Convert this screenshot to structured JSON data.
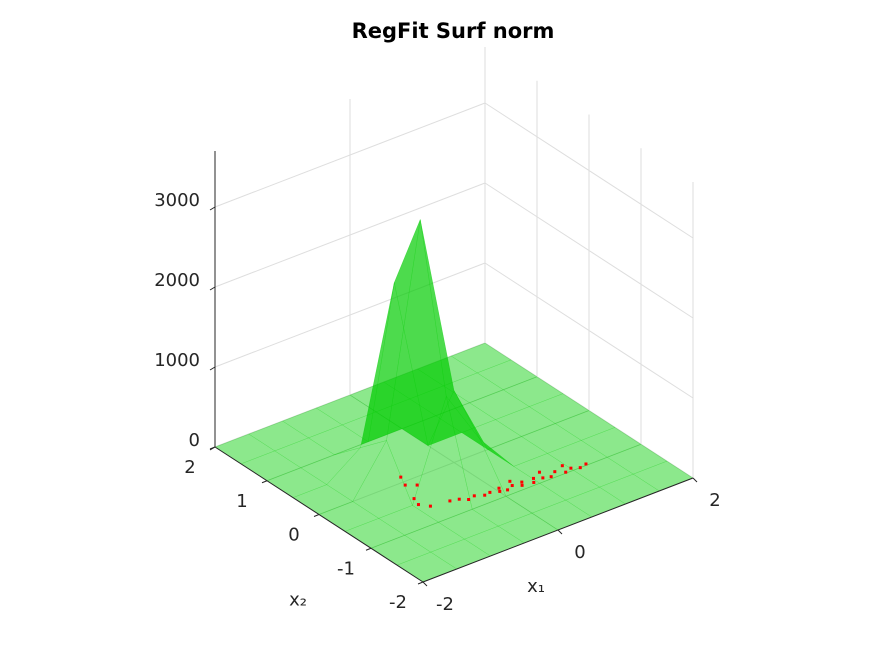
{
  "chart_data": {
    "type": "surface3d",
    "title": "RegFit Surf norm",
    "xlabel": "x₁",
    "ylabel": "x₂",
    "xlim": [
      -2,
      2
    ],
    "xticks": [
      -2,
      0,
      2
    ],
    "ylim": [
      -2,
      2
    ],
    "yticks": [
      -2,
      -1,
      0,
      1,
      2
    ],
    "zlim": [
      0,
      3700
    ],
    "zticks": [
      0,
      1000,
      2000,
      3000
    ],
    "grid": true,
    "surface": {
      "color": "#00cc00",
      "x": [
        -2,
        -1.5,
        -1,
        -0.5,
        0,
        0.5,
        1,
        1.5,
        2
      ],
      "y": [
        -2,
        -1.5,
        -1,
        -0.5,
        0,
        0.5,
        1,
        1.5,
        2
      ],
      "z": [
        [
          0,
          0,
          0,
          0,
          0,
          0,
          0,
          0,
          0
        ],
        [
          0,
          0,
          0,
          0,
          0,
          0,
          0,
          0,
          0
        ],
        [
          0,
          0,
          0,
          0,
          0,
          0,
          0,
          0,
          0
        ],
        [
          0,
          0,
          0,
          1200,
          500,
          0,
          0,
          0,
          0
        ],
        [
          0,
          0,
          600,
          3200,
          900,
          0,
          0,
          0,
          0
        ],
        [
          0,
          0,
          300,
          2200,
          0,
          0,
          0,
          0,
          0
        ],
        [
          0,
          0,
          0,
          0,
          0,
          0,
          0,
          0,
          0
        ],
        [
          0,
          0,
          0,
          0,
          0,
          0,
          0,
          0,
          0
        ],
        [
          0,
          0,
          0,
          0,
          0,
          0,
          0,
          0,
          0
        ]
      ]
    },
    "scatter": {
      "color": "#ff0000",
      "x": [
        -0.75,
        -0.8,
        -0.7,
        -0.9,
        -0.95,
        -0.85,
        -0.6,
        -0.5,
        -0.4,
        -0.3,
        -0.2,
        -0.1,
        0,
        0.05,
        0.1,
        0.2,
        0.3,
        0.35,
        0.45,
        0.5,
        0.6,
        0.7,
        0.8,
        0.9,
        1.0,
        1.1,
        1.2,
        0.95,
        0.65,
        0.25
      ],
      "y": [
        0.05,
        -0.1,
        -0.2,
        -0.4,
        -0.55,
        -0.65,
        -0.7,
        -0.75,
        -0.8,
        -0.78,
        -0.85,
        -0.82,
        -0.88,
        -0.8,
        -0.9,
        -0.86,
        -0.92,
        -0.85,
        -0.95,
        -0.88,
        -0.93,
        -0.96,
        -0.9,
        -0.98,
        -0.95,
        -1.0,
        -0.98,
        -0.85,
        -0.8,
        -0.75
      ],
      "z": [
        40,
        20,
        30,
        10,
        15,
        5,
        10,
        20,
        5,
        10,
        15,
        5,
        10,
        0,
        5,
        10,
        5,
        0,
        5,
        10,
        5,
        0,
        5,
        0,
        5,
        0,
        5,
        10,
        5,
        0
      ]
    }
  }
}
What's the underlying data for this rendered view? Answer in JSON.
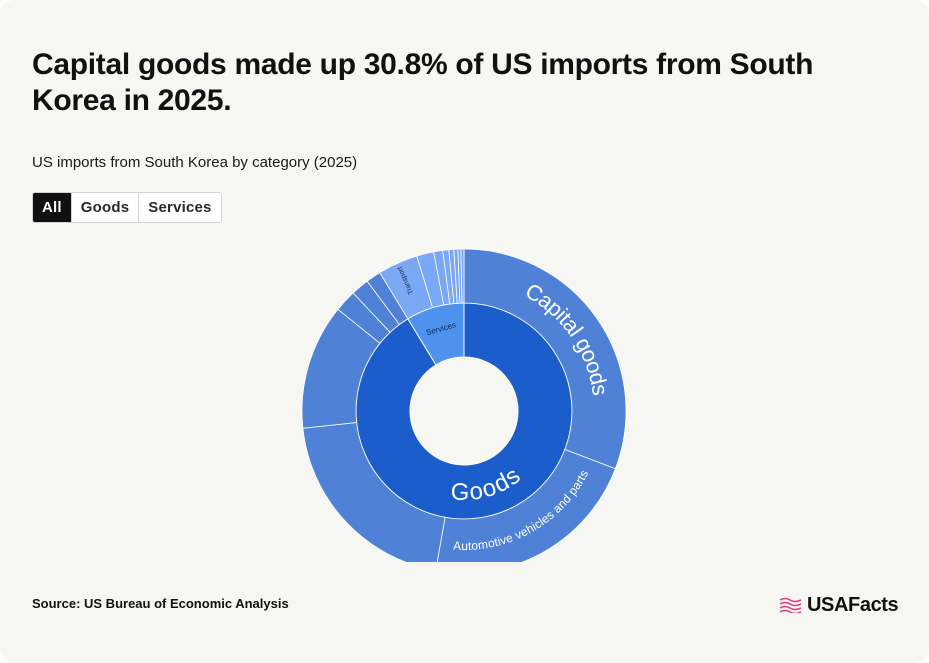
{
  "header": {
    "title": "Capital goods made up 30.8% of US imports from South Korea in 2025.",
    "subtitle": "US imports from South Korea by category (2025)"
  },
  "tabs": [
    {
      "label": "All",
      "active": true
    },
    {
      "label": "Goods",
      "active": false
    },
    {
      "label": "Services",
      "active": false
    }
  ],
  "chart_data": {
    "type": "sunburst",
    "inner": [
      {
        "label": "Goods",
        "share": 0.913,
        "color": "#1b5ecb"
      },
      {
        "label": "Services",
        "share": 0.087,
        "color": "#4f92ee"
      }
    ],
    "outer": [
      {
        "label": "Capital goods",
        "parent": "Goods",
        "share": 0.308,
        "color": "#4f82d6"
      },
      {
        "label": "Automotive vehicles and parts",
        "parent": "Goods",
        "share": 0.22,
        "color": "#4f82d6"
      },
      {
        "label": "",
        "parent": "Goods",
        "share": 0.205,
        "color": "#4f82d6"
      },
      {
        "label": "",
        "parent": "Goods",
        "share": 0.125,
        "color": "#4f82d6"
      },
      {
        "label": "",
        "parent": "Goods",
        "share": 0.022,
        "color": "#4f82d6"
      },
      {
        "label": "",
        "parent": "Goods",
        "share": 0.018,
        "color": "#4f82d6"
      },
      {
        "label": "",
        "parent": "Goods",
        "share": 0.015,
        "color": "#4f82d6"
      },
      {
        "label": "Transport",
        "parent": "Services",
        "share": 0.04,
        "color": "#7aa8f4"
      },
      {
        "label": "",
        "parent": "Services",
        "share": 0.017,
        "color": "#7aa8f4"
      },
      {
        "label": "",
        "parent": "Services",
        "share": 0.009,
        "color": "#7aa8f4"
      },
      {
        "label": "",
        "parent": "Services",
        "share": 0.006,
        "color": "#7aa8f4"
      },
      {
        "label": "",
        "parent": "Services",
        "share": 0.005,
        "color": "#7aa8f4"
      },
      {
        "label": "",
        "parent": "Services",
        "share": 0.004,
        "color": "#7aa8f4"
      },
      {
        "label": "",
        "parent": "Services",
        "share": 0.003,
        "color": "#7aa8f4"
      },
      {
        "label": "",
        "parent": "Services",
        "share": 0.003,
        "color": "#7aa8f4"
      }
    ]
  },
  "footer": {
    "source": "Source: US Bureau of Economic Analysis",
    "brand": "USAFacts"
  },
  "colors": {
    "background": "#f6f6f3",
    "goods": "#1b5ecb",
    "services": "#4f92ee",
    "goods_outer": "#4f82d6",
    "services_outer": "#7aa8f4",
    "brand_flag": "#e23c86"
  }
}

──────

(Work to be completed): Tell how many lines of the data include the word "imports", and nothing else.

(Output of the exercise): 2